━━━━━ Document section
If, like Wall Street’s ever-optimistic market strategists, you were bullish before the fall, you’ve probably concluded that the big drop presents a great buying opportunity. Buyer beware: The bedrock metrics show that stocks have simply gone from outrageously overpriced to extremely overpriced. The coronavirus scare will surely hit profits, but the main reason stocks are vulnerable isn’t the economic punch from the outbreak. It’s that prices roared ahead while earnings stalled, creating a mismatch between inflated valuations dependent on rising profits, and profits that hit a wall.

When the S&P 500 reached its mid-February summit of 3394, the price-to-earnings ratio stood at a lofty 24.2, based on S&P projected 12 month trailing earnings, through Q1 2020, of $140. That’s 21% above its 20 year average of roughly 20, and almost 40% over the 70 year norm of 17.5. The nearly 9% drop lowered the multiple to 20.2––leaving shares about as expensive as during most of the last two decades, an era where they’ve been richly priced.

As always, equities deliver returns in two packages: dividends, and capital gains. Let’s start with dividends. At the recent peak, rising prices had driven the yield to just 1.87%, well below the average of over 3% for the since 1951. This year, companies spent an amount equal to 42% of their earnings on those dividends.

Three factors drive capital gains: share buybacks, growth in profits, and “multiple expansion,” or a rising price-to-earnings ratio. Today the S&P 500 are spending the equivalent of all earnings that don’t go to dividends on buybacks. (They’re able to fund internal investment through added borrowing.) If the S&P continues to steer cash equivalent to over half their profits to repurchases, share counts will fall by 3.1%. That would lift earnings per share by a like amount, so if the PE––the figure by which you multiply those earnings to get the share price––stays at 20.2, the S&P index will advance by the same 3.1%. Hence, if the current PE of 20.2 holds, you’ll get a combined 4.95% return from dividends and buybacks alone.
━━━━━━━━━━
• **Required actions**
• a. Answer these questions from the stock market passage:
(i) What level did the S&P 500 reach at its mid-February summit?
(ii) This year, what share of their earnings did companies spend on dividends?
(iii) What three factors drive capital gains?
• b. Echo the stretch of the stock market passage from "When the S&P" through "on those dividends.".
• c. Proceed with the stock market passage, picking up after its last sentence.
The rows that come next are separate material, unrelated to the stock market passage.
━━━━━ Dataset records
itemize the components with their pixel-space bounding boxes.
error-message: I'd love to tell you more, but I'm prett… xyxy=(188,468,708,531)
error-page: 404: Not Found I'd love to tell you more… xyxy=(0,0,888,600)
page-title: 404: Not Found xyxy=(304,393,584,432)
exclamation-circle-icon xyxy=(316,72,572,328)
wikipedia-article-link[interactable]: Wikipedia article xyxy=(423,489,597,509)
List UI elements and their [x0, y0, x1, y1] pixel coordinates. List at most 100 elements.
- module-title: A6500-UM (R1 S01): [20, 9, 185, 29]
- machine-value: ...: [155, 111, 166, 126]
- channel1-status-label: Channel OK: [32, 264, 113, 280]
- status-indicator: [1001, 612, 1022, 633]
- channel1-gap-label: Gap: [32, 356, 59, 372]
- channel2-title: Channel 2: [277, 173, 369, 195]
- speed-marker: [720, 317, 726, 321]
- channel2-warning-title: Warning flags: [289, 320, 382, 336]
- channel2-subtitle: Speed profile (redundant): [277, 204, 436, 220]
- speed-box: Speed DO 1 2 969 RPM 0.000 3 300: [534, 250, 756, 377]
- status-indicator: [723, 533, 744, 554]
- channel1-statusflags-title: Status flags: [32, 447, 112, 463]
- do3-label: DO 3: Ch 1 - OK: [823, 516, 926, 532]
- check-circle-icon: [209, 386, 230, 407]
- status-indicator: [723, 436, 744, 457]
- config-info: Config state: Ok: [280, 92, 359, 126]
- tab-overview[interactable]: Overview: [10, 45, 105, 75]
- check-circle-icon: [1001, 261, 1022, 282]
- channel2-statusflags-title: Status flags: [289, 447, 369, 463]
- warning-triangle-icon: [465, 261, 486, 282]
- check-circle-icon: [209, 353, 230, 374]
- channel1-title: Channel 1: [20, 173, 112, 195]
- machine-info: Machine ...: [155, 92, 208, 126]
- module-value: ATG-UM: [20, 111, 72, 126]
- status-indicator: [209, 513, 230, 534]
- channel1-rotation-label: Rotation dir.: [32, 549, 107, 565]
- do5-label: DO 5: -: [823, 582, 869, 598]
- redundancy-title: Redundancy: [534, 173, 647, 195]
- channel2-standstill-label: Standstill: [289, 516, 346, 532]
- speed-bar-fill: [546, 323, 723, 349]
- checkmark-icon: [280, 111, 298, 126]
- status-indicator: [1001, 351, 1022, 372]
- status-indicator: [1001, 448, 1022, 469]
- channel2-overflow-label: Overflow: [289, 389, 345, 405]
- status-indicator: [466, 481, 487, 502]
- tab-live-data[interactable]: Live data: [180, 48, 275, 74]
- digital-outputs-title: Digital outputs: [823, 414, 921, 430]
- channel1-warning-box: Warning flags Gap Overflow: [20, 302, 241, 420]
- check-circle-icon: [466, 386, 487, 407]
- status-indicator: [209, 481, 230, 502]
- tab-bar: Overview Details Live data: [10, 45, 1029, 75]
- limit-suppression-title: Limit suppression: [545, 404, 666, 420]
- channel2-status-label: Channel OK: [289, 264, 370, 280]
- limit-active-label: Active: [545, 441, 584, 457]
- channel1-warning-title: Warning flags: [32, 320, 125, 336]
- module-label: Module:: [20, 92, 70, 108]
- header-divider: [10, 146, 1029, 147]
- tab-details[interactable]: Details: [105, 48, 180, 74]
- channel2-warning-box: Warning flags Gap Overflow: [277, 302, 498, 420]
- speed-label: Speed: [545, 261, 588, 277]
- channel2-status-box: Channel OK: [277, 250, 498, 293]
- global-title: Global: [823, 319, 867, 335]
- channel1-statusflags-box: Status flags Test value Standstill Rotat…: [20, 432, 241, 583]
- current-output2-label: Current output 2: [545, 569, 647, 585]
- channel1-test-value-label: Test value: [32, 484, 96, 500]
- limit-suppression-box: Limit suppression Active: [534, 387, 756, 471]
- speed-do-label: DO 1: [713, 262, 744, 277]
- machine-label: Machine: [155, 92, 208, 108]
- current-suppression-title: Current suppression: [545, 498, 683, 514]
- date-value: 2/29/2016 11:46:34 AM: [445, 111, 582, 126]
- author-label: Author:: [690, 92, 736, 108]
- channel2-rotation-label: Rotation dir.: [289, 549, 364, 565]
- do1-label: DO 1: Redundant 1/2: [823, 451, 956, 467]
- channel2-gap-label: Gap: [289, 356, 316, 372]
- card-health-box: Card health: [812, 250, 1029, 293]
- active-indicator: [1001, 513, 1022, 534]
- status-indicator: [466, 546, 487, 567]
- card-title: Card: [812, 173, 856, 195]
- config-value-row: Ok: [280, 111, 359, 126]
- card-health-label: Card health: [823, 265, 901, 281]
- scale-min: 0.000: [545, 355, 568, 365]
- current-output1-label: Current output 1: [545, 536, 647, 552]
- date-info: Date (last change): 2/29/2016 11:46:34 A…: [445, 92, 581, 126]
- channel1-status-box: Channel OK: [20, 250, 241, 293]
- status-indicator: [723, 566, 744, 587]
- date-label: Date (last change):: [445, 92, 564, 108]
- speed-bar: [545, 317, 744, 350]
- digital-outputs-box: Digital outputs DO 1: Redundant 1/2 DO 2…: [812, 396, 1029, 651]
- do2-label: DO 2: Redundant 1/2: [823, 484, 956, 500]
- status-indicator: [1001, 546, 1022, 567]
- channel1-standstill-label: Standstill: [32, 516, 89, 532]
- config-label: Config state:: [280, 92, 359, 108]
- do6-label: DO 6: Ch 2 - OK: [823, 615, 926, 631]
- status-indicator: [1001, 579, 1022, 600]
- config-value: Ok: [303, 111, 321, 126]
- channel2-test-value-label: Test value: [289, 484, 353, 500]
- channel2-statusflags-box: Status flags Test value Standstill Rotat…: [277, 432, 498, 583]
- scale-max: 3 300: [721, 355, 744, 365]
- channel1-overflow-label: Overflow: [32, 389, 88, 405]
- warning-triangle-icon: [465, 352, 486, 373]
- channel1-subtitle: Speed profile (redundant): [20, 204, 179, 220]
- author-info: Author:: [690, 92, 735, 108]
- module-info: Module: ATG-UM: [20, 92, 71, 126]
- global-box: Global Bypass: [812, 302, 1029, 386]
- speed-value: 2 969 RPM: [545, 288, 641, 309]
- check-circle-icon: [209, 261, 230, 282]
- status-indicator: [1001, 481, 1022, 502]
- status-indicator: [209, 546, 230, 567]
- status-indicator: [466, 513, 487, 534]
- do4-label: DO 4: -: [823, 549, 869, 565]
━━━━━━━━━━
• **Responses per task**
• a.
(i) 3394
(ii) 42%
(iii) Share buybacks, growth in profits, and "multiple expansion" (a rising price-to-earnings ratio)

• b.
When the S&P 500 reached its mid-February summit of 3394, the price-to-earnings ratio stood at a lofty 24.2, based on S&P projected 12 month trailing earnings, through Q1 2020, of $140. That’s 21% above its 20 year average of roughly 20, and almost 40% over the 70 year norm of 17.5. The nearly 9% drop lowered the multiple to 20.2––leaving shares about as expensive as during most of the last two decades, an era where they’ve been richly priced.

As always, equities deliver returns in two packages: dividends, and capital gains. Let’s start with dividends. At the recent peak, rising prices had driven the yield to just 1.87%, well below the average of over 3% for the since 1951. This year, companies spent an amount equal to 42% of their earnings on those dividends.

• c.
But these improvements when it comes to dividends and capital gains are minor when compared to the abyss below. The reason markets are suspended over a gulf spinning their wheels to stay airborne like cartoon character Wile E. Coyote? It’s the danger of high valuations, on top of extraordinarily elevated, unsustainable earnings that aren’t growing at all, and will probably fall, smashing Wall Street’s gravity-defying predictions. 

At $140 a share, profits still sit at historic highs, 40% above their level just three years ago, in Q1 of 2017. So today’s 20-plus PE is putting a high valuation on what looks like an earnings bubble. For confirmation, look at the CAPE, or cyclically adjusted price-earnings ratio, a measure developed by Robert Shiller, the Yale professor and Nobel laureate. Shiller adjusts the multiple by using a ten-year average of inflation-adjusted profits, a methodology that smooths the lurching swings that make equities look cheap when profits spike to unusual heights, and pricey when earnings drop so low that they’re destined to rebound.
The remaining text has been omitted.